* Direction *
All records below must be retyped exactly.

* Supplied data *
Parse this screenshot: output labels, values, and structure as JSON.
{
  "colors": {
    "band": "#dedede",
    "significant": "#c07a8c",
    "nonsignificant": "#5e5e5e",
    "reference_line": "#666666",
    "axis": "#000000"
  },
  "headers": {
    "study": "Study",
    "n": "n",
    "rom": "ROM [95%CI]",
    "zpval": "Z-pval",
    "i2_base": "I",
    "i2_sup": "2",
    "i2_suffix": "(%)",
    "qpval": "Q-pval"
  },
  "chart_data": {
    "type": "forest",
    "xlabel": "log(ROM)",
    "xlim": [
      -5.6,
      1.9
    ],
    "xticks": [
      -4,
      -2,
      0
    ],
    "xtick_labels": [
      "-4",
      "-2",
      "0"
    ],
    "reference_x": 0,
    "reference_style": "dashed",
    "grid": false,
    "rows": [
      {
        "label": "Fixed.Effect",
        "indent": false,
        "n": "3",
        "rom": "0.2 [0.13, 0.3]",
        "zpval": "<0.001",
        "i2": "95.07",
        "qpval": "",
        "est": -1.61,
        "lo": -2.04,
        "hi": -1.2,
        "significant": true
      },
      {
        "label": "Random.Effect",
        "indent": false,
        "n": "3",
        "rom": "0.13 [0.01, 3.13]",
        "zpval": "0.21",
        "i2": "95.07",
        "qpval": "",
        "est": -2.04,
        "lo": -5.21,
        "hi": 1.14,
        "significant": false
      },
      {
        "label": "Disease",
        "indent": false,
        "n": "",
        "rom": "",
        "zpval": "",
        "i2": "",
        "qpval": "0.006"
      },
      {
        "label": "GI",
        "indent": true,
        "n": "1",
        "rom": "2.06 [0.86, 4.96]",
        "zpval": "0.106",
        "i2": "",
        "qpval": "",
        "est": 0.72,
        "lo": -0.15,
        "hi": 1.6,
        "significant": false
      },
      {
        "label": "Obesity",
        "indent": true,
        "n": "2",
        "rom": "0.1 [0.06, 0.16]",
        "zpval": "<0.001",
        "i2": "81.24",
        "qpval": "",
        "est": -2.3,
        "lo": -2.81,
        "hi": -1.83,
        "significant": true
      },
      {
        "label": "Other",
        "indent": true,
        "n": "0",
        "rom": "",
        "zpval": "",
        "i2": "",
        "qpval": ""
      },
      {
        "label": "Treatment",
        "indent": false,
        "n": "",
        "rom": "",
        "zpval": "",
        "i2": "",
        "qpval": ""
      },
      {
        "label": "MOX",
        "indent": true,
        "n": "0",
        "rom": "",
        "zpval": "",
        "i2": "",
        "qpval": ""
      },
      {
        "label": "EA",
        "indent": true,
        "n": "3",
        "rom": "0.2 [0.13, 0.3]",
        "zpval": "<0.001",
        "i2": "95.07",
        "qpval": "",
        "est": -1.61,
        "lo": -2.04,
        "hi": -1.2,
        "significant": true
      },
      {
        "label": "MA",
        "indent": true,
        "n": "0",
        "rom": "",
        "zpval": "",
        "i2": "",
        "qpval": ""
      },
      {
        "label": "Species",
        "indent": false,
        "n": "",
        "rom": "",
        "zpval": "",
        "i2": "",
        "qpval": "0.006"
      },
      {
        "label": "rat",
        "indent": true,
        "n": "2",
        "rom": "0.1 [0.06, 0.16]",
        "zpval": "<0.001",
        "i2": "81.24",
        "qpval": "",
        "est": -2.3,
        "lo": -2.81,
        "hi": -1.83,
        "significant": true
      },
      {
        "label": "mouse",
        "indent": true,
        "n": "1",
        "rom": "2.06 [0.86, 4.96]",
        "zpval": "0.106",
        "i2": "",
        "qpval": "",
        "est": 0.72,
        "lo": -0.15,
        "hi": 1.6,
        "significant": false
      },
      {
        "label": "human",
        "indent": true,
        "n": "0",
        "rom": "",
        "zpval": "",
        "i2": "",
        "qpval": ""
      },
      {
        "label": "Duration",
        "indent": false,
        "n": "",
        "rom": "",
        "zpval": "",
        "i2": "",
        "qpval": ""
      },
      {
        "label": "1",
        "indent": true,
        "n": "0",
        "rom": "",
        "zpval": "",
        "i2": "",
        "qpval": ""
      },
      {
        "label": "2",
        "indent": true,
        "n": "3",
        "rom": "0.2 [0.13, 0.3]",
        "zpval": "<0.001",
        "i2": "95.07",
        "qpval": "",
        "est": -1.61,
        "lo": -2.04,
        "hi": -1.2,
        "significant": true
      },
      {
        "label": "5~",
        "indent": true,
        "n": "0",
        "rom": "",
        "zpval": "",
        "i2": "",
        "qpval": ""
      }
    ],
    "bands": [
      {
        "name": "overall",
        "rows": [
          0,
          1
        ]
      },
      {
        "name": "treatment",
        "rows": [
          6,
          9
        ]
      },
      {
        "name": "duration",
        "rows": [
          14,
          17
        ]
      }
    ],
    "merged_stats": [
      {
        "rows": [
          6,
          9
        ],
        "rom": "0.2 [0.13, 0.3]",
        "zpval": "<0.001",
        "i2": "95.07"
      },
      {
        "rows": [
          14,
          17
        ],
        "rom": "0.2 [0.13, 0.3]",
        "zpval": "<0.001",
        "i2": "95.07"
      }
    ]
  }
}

* Result for this task *
Parse this screenshot: output labels, values, and structure as JSON.
{
  "colors": {
    "band": "#dedede",
    "significant": "#c07a8c",
    "nonsignificant": "#5e5e5e",
    "reference_line": "#666666",
    "axis": "#000000"
  },
  "headers": {
    "study": "Study",
    "n": "n",
    "rom": "ROM [95%CI]",
    "zpval": "Z-pval",
    "i2_base": "I",
    "i2_sup": "2",
    "i2_suffix": "(%)",
    "qpval": "Q-pval"
  },
  "chart_data": {
    "type": "forest",
    "xlabel": "log(ROM)",
    "xlim": [
      -5.6,
      1.9
    ],
    "xticks": [
      -4,
      -2,
      0
    ],
    "xtick_labels": [
      "-4",
      "-2",
      "0"
    ],
    "reference_x": 0,
    "reference_style": "dashed",
    "grid": false,
    "rows": [
      {
        "label": "Fixed.Effect",
        "indent": false,
        "n": "3",
        "rom": "0.2 [0.13, 0.3]",
        "zpval": "<0.001",
        "i2": "95.07",
        "qpval": "",
        "est": -1.61,
        "lo": -2.04,
        "hi": -1.2,
        "significant": true
      },
      {
        "label": "Random.Effect",
        "indent": false,
        "n": "3",
        "rom": "0.13 [0.01, 3.13]",
        "zpval": "0.21",
        "i2": "95.07",
        "qpval": "",
        "est": -2.04,
        "lo": -5.21,
        "hi": 1.14,
        "significant": false
      },
      {
        "label": "Disease",
        "indent": false,
        "n": "",
        "rom": "",
        "zpval": "",
        "i2": "",
        "qpval": "0.006"
      },
      {
        "label": "GI",
        "indent": true,
        "n": "1",
        "rom": "2.06 [0.86, 4.96]",
        "zpval": "0.106",
        "i2": "",
        "qpval": "",
        "est": 0.72,
        "lo": -0.15,
        "hi": 1.6,
        "significant": false
      },
      {
        "label": "Obesity",
        "indent": true,
        "n": "2",
        "rom": "0.1 [0.06, 0.16]",
        "zpval": "<0.001",
        "i2": "81.24",
        "qpval": "",
        "est": -2.3,
        "lo": -2.81,
        "hi": -1.83,
        "significant": true
      },
      {
        "label": "Other",
        "indent": true,
        "n": "0",
        "rom": "",
        "zpval": "",
        "i2": "",
        "qpval": ""
      },
      {
        "label": "Treatment",
        "indent": false,
        "n": "",
        "rom": "",
        "zpval": "",
        "i2": "",
        "qpval": ""
      },
      {
        "label": "MOX",
        "indent": true,
        "n": "0",
        "rom": "",
        "zpval": "",
        "i2": "",
        "qpval": ""
      },
      {
        "label": "EA",
        "indent": true,
        "n": "3",
        "rom": "0.2 [0.13, 0.3]",
        "zpval": "<0.001",
        "i2": "95.07",
        "qpval": "",
        "est": -1.61,
        "lo": -2.04,
        "hi": -1.2,
        "significant": true
      },
      {
        "label": "MA",
        "indent": true,
        "n": "0",
        "rom": "",
        "zpval": "",
        "i2": "",
        "qpval": ""
      },
      {
        "label": "Species",
        "indent": false,
        "n": "",
        "rom": "",
        "zpval": "",
        "i2": "",
        "qpval": "0.006"
      },
      {
        "label": "rat",
        "indent": true,
        "n": "2",
        "rom": "0.1 [0.06, 0.16]",
        "zpval": "<0.001",
        "i2": "81.24",
        "qpval": "",
        "est": -2.3,
        "lo": -2.81,
        "hi": -1.83,
        "significant": true
      },
      {
        "label": "mouse",
        "indent": true,
        "n": "1",
        "rom": "2.06 [0.86, 4.96]",
        "zpval": "0.106",
        "i2": "",
        "qpval": "",
        "est": 0.72,
        "lo": -0.15,
        "hi": 1.6,
        "significant": false
      },
      {
        "label": "human",
        "indent": true,
        "n": "0",
        "rom": "",
        "zpval": "",
        "i2": "",
        "qpval": ""
      },
      {
        "label": "Duration",
        "indent": false,
        "n": "",
        "rom": "",
        "zpval": "",
        "i2": "",
        "qpval": ""
      },
      {
        "label": "1",
        "indent": true,
        "n": "0",
        "rom": "",
        "zpval": "",
        "i2": "",
        "qpval": ""
      },
      {
        "label": "2",
        "indent": true,
        "n": "3",
        "rom": "0.2 [0.13, 0.3]",
        "zpval": "<0.001",
        "i2": "95.07",
        "qpval": "",
        "est": -1.61,
        "lo": -2.04,
        "hi": -1.2,
        "significant": true
      },
      {
        "label": "5~",
        "indent": true,
        "n": "0",
        "rom": "",
        "zpval": "",
        "i2": "",
        "qpval": ""
      }
    ],
    "bands": [
      {
        "name": "overall",
        "rows": [
          0,
          1
        ]
      },
      {
        "name": "treatment",
        "rows": [
          6,
          9
        ]
      },
      {
        "name": "duration",
        "rows": [
          14,
          17
        ]
      }
    ],
    "merged_stats": [
      {
        "rows": [
          6,
          9
        ],
        "rom": "0.2 [0.13, 0.3]",
        "zpval": "<0.001",
        "i2": "95.07"
      },
      {
        "rows": [
          14,
          17
        ],
        "rom": "0.2 [0.13, 0.3]",
        "zpval": "<0.001",
        "i2": "95.07"
      }
    ]
  }
}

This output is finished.